# START OF RECORDS TO PROCESS

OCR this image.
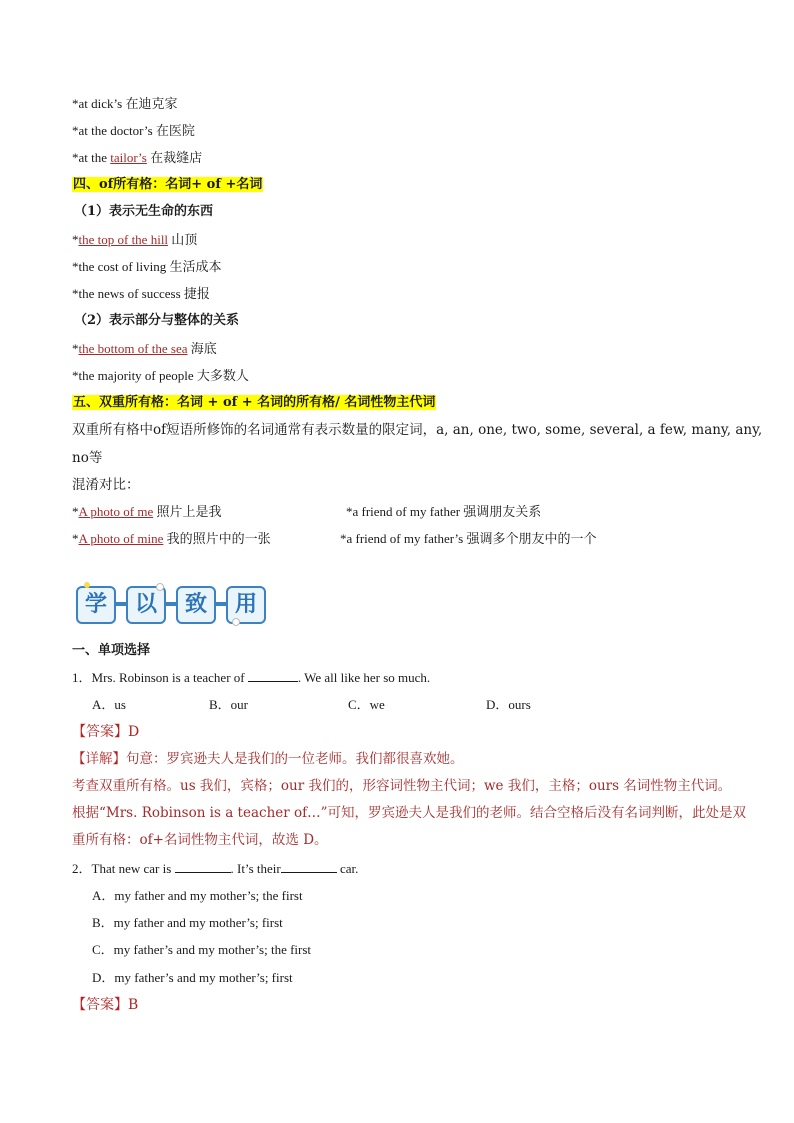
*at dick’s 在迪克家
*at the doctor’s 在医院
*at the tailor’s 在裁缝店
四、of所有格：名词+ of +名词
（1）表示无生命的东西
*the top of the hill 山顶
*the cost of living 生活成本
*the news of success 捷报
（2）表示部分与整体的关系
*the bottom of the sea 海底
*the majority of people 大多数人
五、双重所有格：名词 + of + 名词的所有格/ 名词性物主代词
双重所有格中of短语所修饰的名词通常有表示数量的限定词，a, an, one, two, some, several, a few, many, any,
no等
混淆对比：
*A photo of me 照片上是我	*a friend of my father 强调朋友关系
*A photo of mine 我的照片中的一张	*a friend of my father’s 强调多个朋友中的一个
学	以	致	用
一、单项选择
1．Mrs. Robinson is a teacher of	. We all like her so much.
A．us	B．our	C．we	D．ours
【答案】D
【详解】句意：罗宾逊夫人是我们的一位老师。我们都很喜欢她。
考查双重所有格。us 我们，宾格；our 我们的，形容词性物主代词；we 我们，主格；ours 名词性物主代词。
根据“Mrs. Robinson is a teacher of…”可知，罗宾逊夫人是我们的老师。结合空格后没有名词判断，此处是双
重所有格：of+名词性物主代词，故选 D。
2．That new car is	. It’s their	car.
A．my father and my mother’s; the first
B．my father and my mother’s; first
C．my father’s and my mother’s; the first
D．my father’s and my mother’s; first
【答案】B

# END OF RECORDS TO PROCESS

Check each line of the entries for the string "teacher". Copy the lines that have it.

1．Mrs. Robinson is a teacher of	. We all like her so much.
根据“Mrs. Robinson is a teacher of…”可知，罗宾逊夫人是我们的老师。结合空格后没有名词判断，此处是双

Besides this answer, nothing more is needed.